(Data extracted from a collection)
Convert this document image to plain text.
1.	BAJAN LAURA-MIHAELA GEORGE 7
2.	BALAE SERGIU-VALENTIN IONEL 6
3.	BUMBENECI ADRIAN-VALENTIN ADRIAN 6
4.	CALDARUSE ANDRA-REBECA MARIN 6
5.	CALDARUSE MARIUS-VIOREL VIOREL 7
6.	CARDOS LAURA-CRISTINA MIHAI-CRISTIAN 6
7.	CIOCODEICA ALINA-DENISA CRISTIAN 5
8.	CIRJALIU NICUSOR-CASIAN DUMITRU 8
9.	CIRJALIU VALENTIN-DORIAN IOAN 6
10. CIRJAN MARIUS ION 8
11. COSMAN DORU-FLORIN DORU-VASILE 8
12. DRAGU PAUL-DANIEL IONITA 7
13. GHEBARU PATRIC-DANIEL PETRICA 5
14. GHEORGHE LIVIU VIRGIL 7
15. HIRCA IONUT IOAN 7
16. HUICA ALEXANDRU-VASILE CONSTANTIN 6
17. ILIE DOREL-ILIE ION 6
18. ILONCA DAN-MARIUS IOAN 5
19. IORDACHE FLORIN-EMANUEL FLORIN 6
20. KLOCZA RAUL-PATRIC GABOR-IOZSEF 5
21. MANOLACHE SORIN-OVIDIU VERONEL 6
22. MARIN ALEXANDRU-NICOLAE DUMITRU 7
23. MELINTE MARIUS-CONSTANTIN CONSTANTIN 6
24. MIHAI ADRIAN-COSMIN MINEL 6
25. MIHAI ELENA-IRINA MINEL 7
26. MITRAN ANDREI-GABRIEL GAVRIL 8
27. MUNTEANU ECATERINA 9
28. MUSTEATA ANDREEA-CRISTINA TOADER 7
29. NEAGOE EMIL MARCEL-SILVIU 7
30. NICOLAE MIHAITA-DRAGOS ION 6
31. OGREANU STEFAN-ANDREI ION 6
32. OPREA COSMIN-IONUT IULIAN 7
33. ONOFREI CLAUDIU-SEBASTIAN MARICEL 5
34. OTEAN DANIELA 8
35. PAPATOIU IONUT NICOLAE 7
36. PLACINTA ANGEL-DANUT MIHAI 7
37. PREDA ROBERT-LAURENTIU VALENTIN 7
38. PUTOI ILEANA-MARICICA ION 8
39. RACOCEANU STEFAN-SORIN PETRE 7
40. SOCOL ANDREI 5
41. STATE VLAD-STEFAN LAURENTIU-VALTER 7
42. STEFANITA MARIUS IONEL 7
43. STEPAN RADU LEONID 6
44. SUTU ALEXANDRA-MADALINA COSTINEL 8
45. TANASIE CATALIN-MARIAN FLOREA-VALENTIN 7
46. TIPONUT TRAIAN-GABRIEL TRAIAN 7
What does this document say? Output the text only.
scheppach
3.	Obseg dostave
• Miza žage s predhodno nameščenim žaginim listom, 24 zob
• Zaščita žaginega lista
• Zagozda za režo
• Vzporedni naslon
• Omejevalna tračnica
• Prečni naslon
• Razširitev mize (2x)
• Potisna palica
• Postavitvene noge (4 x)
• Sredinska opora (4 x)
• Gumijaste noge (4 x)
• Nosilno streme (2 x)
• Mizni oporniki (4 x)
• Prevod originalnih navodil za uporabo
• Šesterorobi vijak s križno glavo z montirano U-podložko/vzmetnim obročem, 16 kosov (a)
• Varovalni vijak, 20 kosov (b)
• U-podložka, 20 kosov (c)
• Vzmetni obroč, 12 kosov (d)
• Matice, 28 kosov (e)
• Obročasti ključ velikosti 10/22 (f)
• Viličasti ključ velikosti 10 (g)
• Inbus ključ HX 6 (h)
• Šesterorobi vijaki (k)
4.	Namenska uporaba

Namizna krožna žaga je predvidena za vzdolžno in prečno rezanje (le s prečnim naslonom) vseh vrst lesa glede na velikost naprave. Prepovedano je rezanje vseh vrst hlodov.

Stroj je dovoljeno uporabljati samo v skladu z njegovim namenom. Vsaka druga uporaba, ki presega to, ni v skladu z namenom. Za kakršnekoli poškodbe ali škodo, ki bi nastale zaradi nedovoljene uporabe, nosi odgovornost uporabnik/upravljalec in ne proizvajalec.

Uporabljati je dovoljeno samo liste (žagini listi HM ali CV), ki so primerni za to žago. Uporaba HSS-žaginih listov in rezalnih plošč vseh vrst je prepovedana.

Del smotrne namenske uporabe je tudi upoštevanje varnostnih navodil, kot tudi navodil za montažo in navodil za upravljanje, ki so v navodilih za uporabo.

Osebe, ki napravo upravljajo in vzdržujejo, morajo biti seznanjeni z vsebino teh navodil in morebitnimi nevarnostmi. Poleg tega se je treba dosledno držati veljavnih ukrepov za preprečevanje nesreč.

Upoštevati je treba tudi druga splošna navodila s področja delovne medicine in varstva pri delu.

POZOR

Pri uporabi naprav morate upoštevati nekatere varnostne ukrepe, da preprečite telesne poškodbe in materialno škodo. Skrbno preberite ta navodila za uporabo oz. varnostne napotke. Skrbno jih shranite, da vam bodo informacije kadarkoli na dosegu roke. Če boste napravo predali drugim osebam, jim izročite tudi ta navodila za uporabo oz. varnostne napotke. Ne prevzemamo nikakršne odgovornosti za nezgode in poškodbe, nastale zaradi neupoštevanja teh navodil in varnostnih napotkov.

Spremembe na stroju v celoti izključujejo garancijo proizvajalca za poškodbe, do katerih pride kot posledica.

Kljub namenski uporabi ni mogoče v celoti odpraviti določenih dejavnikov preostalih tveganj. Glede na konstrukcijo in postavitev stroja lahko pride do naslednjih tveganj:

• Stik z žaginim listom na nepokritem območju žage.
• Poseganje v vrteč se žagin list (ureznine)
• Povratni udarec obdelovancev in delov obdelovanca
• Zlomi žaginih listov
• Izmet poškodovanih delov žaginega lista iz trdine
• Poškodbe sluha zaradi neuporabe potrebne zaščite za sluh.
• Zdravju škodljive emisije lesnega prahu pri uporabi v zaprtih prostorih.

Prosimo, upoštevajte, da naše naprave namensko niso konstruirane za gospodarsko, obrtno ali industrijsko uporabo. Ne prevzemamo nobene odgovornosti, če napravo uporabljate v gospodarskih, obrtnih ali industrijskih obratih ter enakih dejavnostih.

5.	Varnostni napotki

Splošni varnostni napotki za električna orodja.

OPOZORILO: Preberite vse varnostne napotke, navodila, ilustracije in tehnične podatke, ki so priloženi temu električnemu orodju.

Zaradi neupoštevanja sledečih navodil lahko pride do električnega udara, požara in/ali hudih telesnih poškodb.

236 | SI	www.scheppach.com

Exercise instructions
List every line above that contains the word "velikosti".

Solution to this exercise
• Obročasti ključ velikosti 10/22 (f)
• Viličasti ključ velikosti 10 (g)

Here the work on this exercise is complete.